**Provided information:**
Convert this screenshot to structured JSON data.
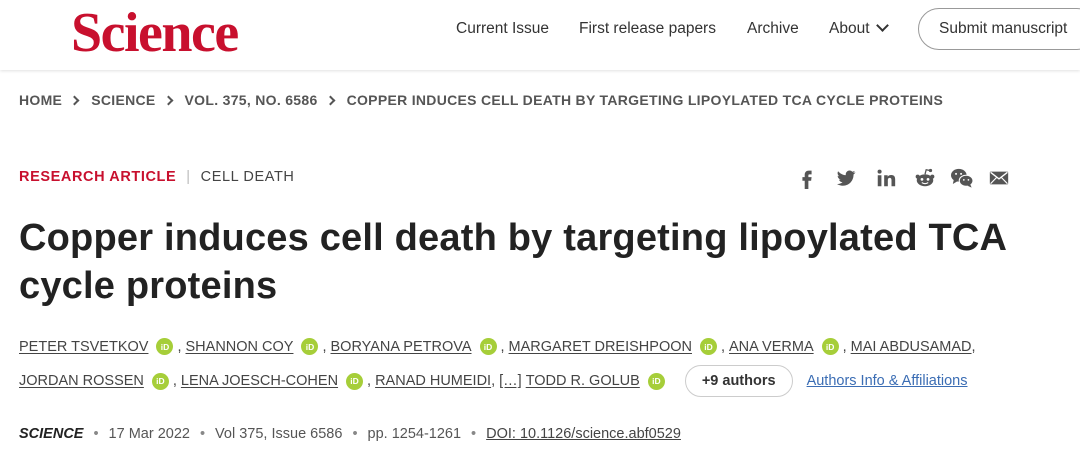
{
  "header": {
    "logo": "Science",
    "nav": {
      "current_issue": "Current Issue",
      "first_release": "First release papers",
      "archive": "Archive",
      "about": "About"
    },
    "submit_label": "Submit manuscript"
  },
  "breadcrumb": {
    "items": [
      "HOME",
      "SCIENCE",
      "VOL. 375, NO. 6586",
      "COPPER INDUCES CELL DEATH BY TARGETING LIPOYLATED TCA CYCLE PROTEINS"
    ]
  },
  "article": {
    "type_primary": "RESEARCH ARTICLE",
    "type_divider": "|",
    "type_secondary": "CELL DEATH",
    "title": "Copper induces cell death by targeting lipoylated TCA cycle proteins",
    "authors_row1": [
      "PETER TSVETKOV",
      "SHANNON COY",
      "BORYANA PETROVA",
      "MARGARET DREISHPOON",
      "ANA VERMA",
      "MAI ABDUSAMAD"
    ],
    "authors_row2": [
      "JORDAN ROSSEN",
      "LENA JOESCH-COHEN",
      "RANAD HUMEIDI"
    ],
    "ellipsis": "[…]",
    "last_author": "TODD R. GOLUB",
    "orcid_label": "iD",
    "more_authors": "+9 authors",
    "affiliations_link": "Authors Info & Affiliations",
    "journal": "SCIENCE",
    "date": "17 Mar 2022",
    "volume_issue": "Vol 375, Issue 6586",
    "pages": "pp. 1254-1261",
    "doi": "DOI: 10.1126/science.abf0529"
  },
  "share_icons": [
    "facebook-icon",
    "twitter-icon",
    "linkedin-icon",
    "reddit-icon",
    "wechat-icon",
    "email-icon"
  ],
  "colors": {
    "brand": "#c8102e",
    "orcid": "#a6ce39",
    "link": "#3b6db4"
  }
}
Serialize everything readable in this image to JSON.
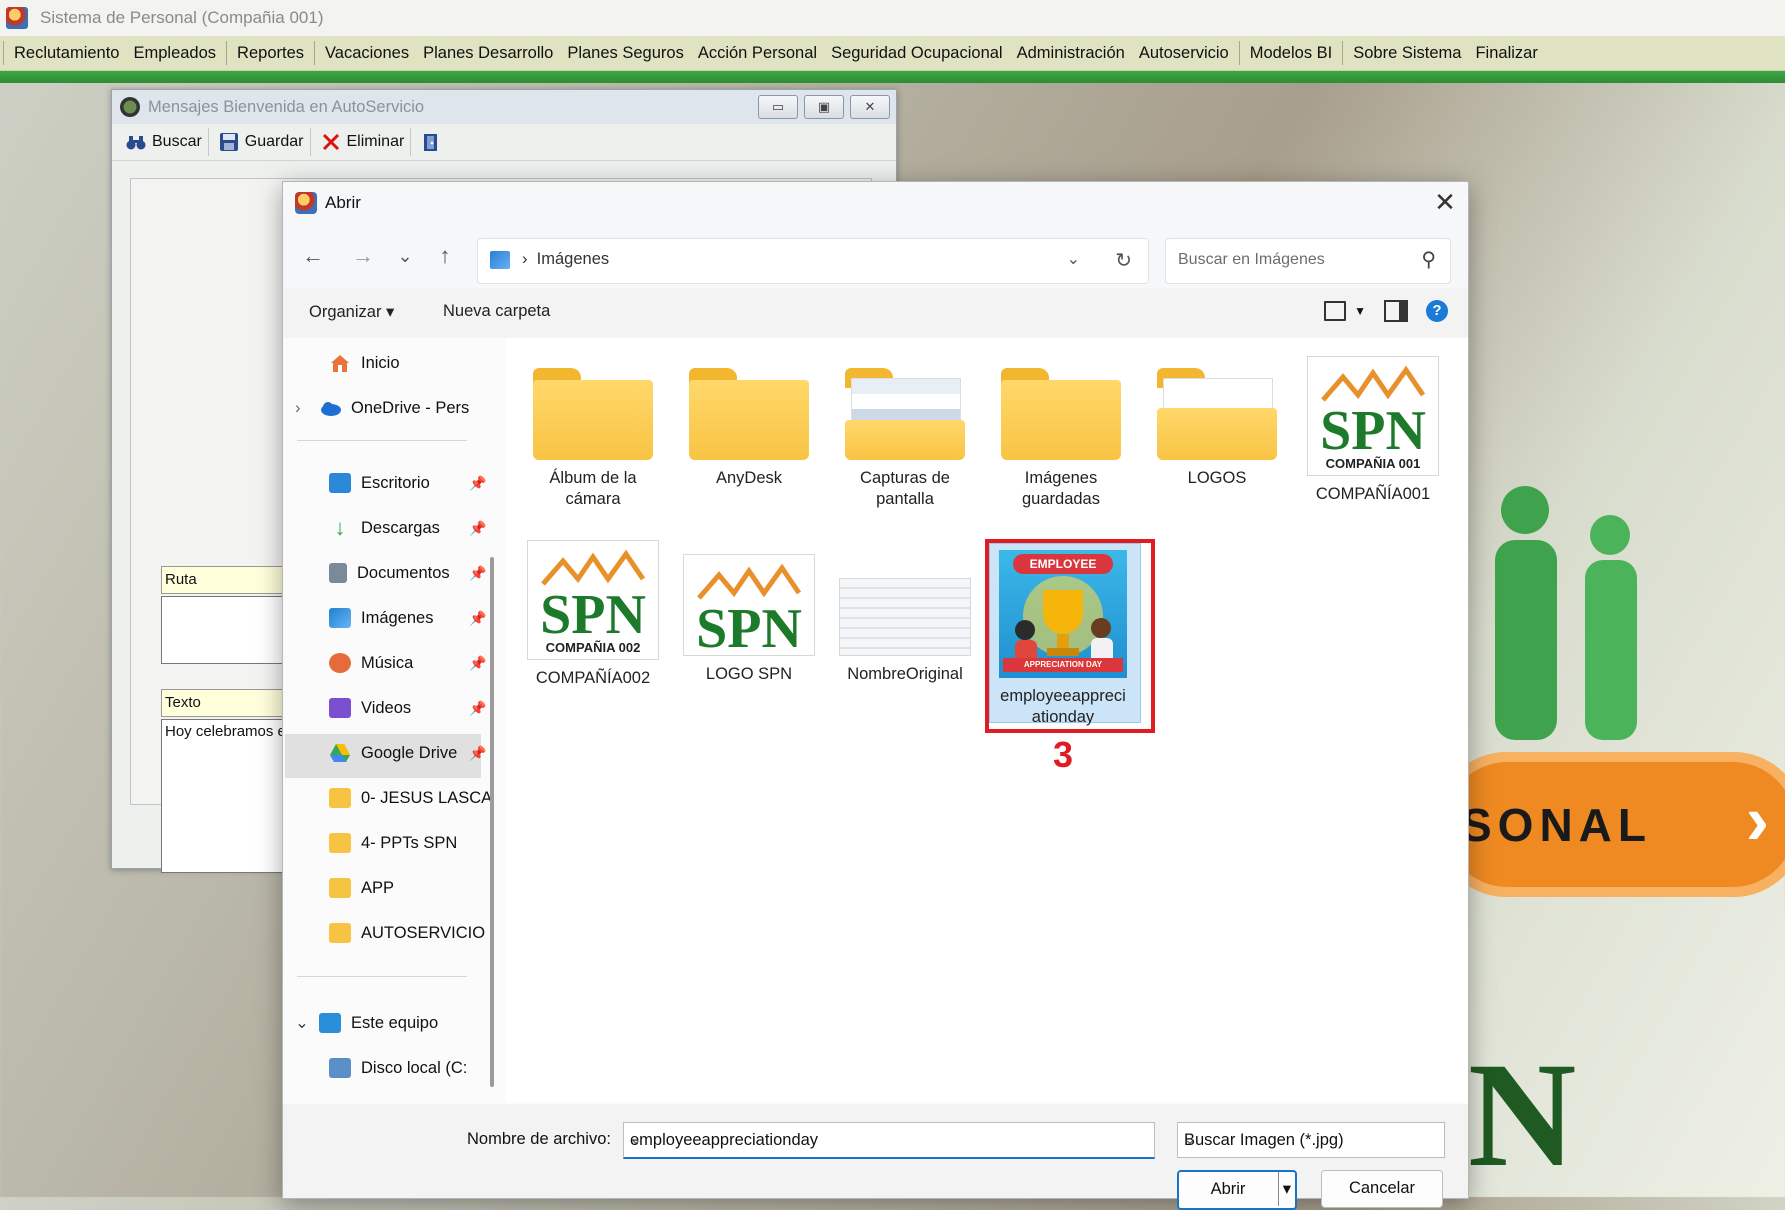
{
  "app": {
    "title": "Sistema de Personal (Compañia 001)",
    "menu": [
      "Reclutamiento",
      "Empleados",
      "Reportes",
      "Vacaciones",
      "Planes Desarrollo",
      "Planes Seguros",
      "Acción Personal",
      "Seguridad Ocupacional",
      "Administración",
      "Autoservicio",
      "Modelos BI",
      "Sobre Sistema",
      "Finalizar"
    ],
    "banner_text": "SONAL",
    "banner_chevron": "›",
    "bottom_letter": "N"
  },
  "back_window": {
    "title": "Mensajes Bienvenida en AutoServicio",
    "buttons": {
      "minimize": "▭",
      "restore": "▣",
      "close": "✕"
    },
    "toolbar": {
      "search": "Buscar",
      "save": "Guardar",
      "delete": "Eliminar"
    },
    "fields": {
      "ruta_label": "Ruta",
      "texto_label": "Texto",
      "texto_value": "Hoy celebramos el E"
    }
  },
  "dialog": {
    "title": "Abrir",
    "close": "✕",
    "nav": {
      "back": "←",
      "forward": "→",
      "recent": "⌄",
      "up": "↑"
    },
    "address": {
      "separator": "›",
      "location": "Imágenes"
    },
    "search_placeholder": "Buscar en Imágenes",
    "commands": {
      "organize": "Organizar ▾",
      "new_folder": "Nueva carpeta"
    },
    "help": "?",
    "nav_pane": {
      "home": "Inicio",
      "onedrive": "OneDrive - Pers",
      "quick": [
        {
          "label": "Escritorio",
          "color": "#2b88d8"
        },
        {
          "label": "Descargas",
          "color": "#2ea44f"
        },
        {
          "label": "Documentos",
          "color": "#7a8a9a"
        },
        {
          "label": "Imágenes",
          "color": "#1f7fd0"
        },
        {
          "label": "Música",
          "color": "#e56b3a"
        },
        {
          "label": "Videos",
          "color": "#7a4fd0"
        },
        {
          "label": "Google Drive",
          "color": "#34a853"
        },
        {
          "label": "0- JESUS LASCA",
          "color": "#f6c342"
        },
        {
          "label": "4- PPTs SPN",
          "color": "#f6c342"
        },
        {
          "label": "APP",
          "color": "#f6c342"
        },
        {
          "label": "AUTOSERVICIO",
          "color": "#f6c342"
        }
      ],
      "this_pc": "Este equipo",
      "partial": "Disco local (C:"
    },
    "files": [
      {
        "name": "Álbum de la cámara",
        "kind": "folder"
      },
      {
        "name": "AnyDesk",
        "kind": "folder"
      },
      {
        "name": "Capturas de pantalla",
        "kind": "folder-preview"
      },
      {
        "name": "Imágenes guardadas",
        "kind": "folder"
      },
      {
        "name": "LOGOS",
        "kind": "folder-paper"
      },
      {
        "name": "COMPAÑÍA001",
        "kind": "spn",
        "caption": "COMPAÑIA 001"
      },
      {
        "name": "COMPAÑÍA002",
        "kind": "spn",
        "caption": "COMPAÑIA 002"
      },
      {
        "name": "LOGO SPN",
        "kind": "spn",
        "caption": ""
      },
      {
        "name": "NombreOriginal",
        "kind": "screenshot"
      },
      {
        "name": "employeeappreciationday",
        "kind": "image",
        "selected": true,
        "badge_top": "EMPLOYEE",
        "badge_bottom": "APPRECIATION DAY"
      }
    ],
    "spn_logo": "SPN",
    "step_label": "3",
    "filename_label": "Nombre de archivo:",
    "filename_value": "employeeappreciationday",
    "filter": "Buscar Imagen (*.jpg)",
    "open_button": "Abrir",
    "split_arrow": "▾",
    "cancel_button": "Cancelar"
  }
}
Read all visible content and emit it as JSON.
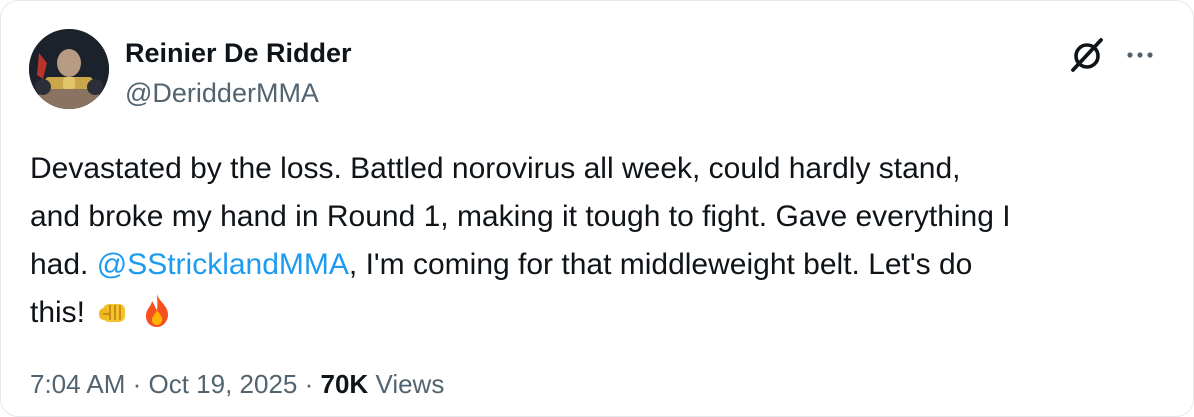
{
  "author": {
    "display_name": "Reinier De Ridder",
    "handle": "@DeridderMMA"
  },
  "header_icons": {
    "logo": "grok-logo-icon",
    "more": "more-options-icon"
  },
  "tweet": {
    "line1": "Devastated by the loss. Battled norovirus all week, could hardly stand,",
    "line2": "and broke my hand in Round 1, making it tough to fight. Gave everything I",
    "line3_before": "had. ",
    "mention": "@SStricklandMMA",
    "line3_after": ", I'm coming for that middleweight belt. Let's do",
    "line4": "this!",
    "emojis": [
      "oncoming-fist-emoji",
      "fire-emoji"
    ]
  },
  "meta": {
    "time": "7:04 AM",
    "sep1": " · ",
    "date": "Oct 19, 2025",
    "sep2": " · ",
    "views_count": "70K",
    "views_label": " Views"
  },
  "colors": {
    "text": "#0f1419",
    "secondary": "#536471",
    "link": "#1d9bf0",
    "border": "#e4e8ea"
  }
}
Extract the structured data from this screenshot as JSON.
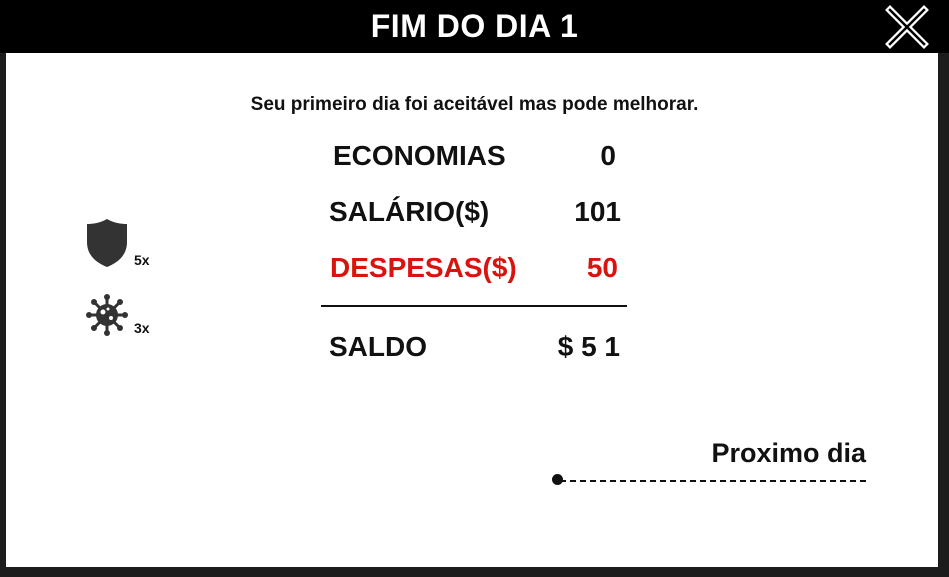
{
  "header": {
    "title": "FIM DO DIA 1",
    "close_icon": "close-x-icon"
  },
  "message": "Seu primeiro dia foi aceitável mas pode melhorar.",
  "summary": {
    "economias": {
      "label": "ECONOMIAS",
      "value": "0"
    },
    "salario": {
      "label": "SALÁRIO($)",
      "value": "101"
    },
    "despesas": {
      "label": "DESPESAS($)",
      "value": "50",
      "color": "#d9140e"
    },
    "saldo": {
      "label": "SALDO",
      "value": "$ 5 1"
    }
  },
  "stats": [
    {
      "icon": "shield-icon",
      "count": "5x"
    },
    {
      "icon": "virus-icon",
      "count": "3x"
    }
  ],
  "next_button": {
    "label": "Proximo dia"
  }
}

**Task instructions:**
Without the pictures, give the entries above back exactly.

**Your solution:**
Convert this screenshot to structured JSON data.
{
  "header": {
    "logo": "Science",
    "nav": {
      "current_issue": "Current Issue",
      "first_release": "First release papers",
      "archive": "Archive",
      "about": "About"
    },
    "submit_label": "Submit manuscript"
  },
  "breadcrumb": {
    "items": [
      "HOME",
      "SCIENCE",
      "VOL. 375, NO. 6586",
      "COPPER INDUCES CELL DEATH BY TARGETING LIPOYLATED TCA CYCLE PROTEINS"
    ]
  },
  "article": {
    "type_primary": "RESEARCH ARTICLE",
    "type_divider": "|",
    "type_secondary": "CELL DEATH",
    "title": "Copper induces cell death by targeting lipoylated TCA cycle proteins",
    "authors_row1": [
      "PETER TSVETKOV",
      "SHANNON COY",
      "BORYANA PETROVA",
      "MARGARET DREISHPOON",
      "ANA VERMA",
      "MAI ABDUSAMAD"
    ],
    "authors_row2": [
      "JORDAN ROSSEN",
      "LENA JOESCH-COHEN",
      "RANAD HUMEIDI"
    ],
    "ellipsis": "[…]",
    "last_author": "TODD R. GOLUB",
    "orcid_label": "iD",
    "more_authors": "+9 authors",
    "affiliations_link": "Authors Info & Affiliations",
    "journal": "SCIENCE",
    "date": "17 Mar 2022",
    "volume_issue": "Vol 375, Issue 6586",
    "pages": "pp. 1254-1261",
    "doi": "DOI: 10.1126/science.abf0529"
  },
  "share_icons": [
    "facebook-icon",
    "twitter-icon",
    "linkedin-icon",
    "reddit-icon",
    "wechat-icon",
    "email-icon"
  ],
  "colors": {
    "brand": "#c8102e",
    "orcid": "#a6ce39",
    "link": "#3b6db4"
  }
}
Serialize everything readable in this image to JSON.
{
  "app": {
    "title": "Sistema de Personal (Compañia 001)",
    "menu": [
      "Reclutamiento",
      "Empleados",
      "Reportes",
      "Vacaciones",
      "Planes Desarrollo",
      "Planes Seguros",
      "Acción Personal",
      "Seguridad Ocupacional",
      "Administración",
      "Autoservicio",
      "Modelos BI",
      "Sobre Sistema",
      "Finalizar"
    ],
    "banner_text": "SONAL",
    "banner_chevron": "›",
    "bottom_letter": "N"
  },
  "back_window": {
    "title": "Mensajes Bienvenida en AutoServicio",
    "buttons": {
      "minimize": "▭",
      "restore": "▣",
      "close": "✕"
    },
    "toolbar": {
      "search": "Buscar",
      "save": "Guardar",
      "delete": "Eliminar"
    },
    "fields": {
      "ruta_label": "Ruta",
      "texto_label": "Texto",
      "texto_value": "Hoy celebramos el E"
    }
  },
  "dialog": {
    "title": "Abrir",
    "close": "✕",
    "nav": {
      "back": "←",
      "forward": "→",
      "recent": "⌄",
      "up": "↑"
    },
    "address": {
      "separator": "›",
      "location": "Imágenes"
    },
    "search_placeholder": "Buscar en Imágenes",
    "commands": {
      "organize": "Organizar ▾",
      "new_folder": "Nueva carpeta"
    },
    "help": "?",
    "nav_pane": {
      "home": "Inicio",
      "onedrive": "OneDrive - Pers",
      "quick": [
        {
          "label": "Escritorio",
          "color": "#2b88d8"
        },
        {
          "label": "Descargas",
          "color": "#2ea44f"
        },
        {
          "label": "Documentos",
          "color": "#7a8a9a"
        },
        {
          "label": "Imágenes",
          "color": "#1f7fd0"
        },
        {
          "label": "Música",
          "color": "#e56b3a"
        },
        {
          "label": "Videos",
          "color": "#7a4fd0"
        },
        {
          "label": "Google Drive",
          "color": "#34a853"
        },
        {
          "label": "0- JESUS LASCA",
          "color": "#f6c342"
        },
        {
          "label": "4- PPTs SPN",
          "color": "#f6c342"
        },
        {
          "label": "APP",
          "color": "#f6c342"
        },
        {
          "label": "AUTOSERVICIO",
          "color": "#f6c342"
        }
      ],
      "this_pc": "Este equipo",
      "partial": "Disco local (C:"
    },
    "files": [
      {
        "name": "Álbum de la cámara",
        "kind": "folder"
      },
      {
        "name": "AnyDesk",
        "kind": "folder"
      },
      {
        "name": "Capturas de pantalla",
        "kind": "folder-preview"
      },
      {
        "name": "Imágenes guardadas",
        "kind": "folder"
      },
      {
        "name": "LOGOS",
        "kind": "folder-paper"
      },
      {
        "name": "COMPAÑÍA001",
        "kind": "spn",
        "caption": "COMPAÑIA 001"
      },
      {
        "name": "COMPAÑÍA002",
        "kind": "spn",
        "caption": "COMPAÑIA 002"
      },
      {
        "name": "LOGO SPN",
        "kind": "spn",
        "caption": ""
      },
      {
        "name": "NombreOriginal",
        "kind": "screenshot"
      },
      {
        "name": "employeeappreciationday",
        "kind": "image",
        "selected": true,
        "badge_top": "EMPLOYEE",
        "badge_bottom": "APPRECIATION DAY"
      }
    ],
    "spn_logo": "SPN",
    "step_label": "3",
    "filename_label": "Nombre de archivo:",
    "filename_value": "employeeappreciationday",
    "filter": "Buscar Imagen (*.jpg)",
    "open_button": "Abrir",
    "split_arrow": "▾",
    "cancel_button": "Cancelar"
  }
}
Read all visible content and emit it as JSON.
{
  "author": {
    "display_name": "Reinier De Ridder",
    "handle": "@DeridderMMA"
  },
  "header_icons": {
    "logo": "grok-logo-icon",
    "more": "more-options-icon"
  },
  "tweet": {
    "line1": "Devastated by the loss. Battled norovirus all week, could hardly stand,",
    "line2": "and broke my hand in Round 1, making it tough to fight. Gave everything I",
    "line3_before": "had. ",
    "mention": "@SStricklandMMA",
    "line3_after": ", I'm coming for that middleweight belt. Let's do",
    "line4": "this!",
    "emojis": [
      "oncoming-fist-emoji",
      "fire-emoji"
    ]
  },
  "meta": {
    "time": "7:04 AM",
    "sep1": " · ",
    "date": "Oct 19, 2025",
    "sep2": " · ",
    "views_count": "70K",
    "views_label": " Views"
  },
  "colors": {
    "text": "#0f1419",
    "secondary": "#536471",
    "link": "#1d9bf0",
    "border": "#e4e8ea"
  }
}
Extract the structured data from this screenshot as JSON.
{
  "header": {
    "title": "FIM DO DIA 1",
    "close_icon": "close-x-icon"
  },
  "message": "Seu primeiro dia foi aceitável mas pode melhorar.",
  "summary": {
    "economias": {
      "label": "ECONOMIAS",
      "value": "0"
    },
    "salario": {
      "label": "SALÁRIO($)",
      "value": "101"
    },
    "despesas": {
      "label": "DESPESAS($)",
      "value": "50",
      "color": "#d9140e"
    },
    "saldo": {
      "label": "SALDO",
      "value": "$ 5 1"
    }
  },
  "stats": [
    {
      "icon": "shield-icon",
      "count": "5x"
    },
    {
      "icon": "virus-icon",
      "count": "3x"
    }
  ],
  "next_button": {
    "label": "Proximo dia"
  }
}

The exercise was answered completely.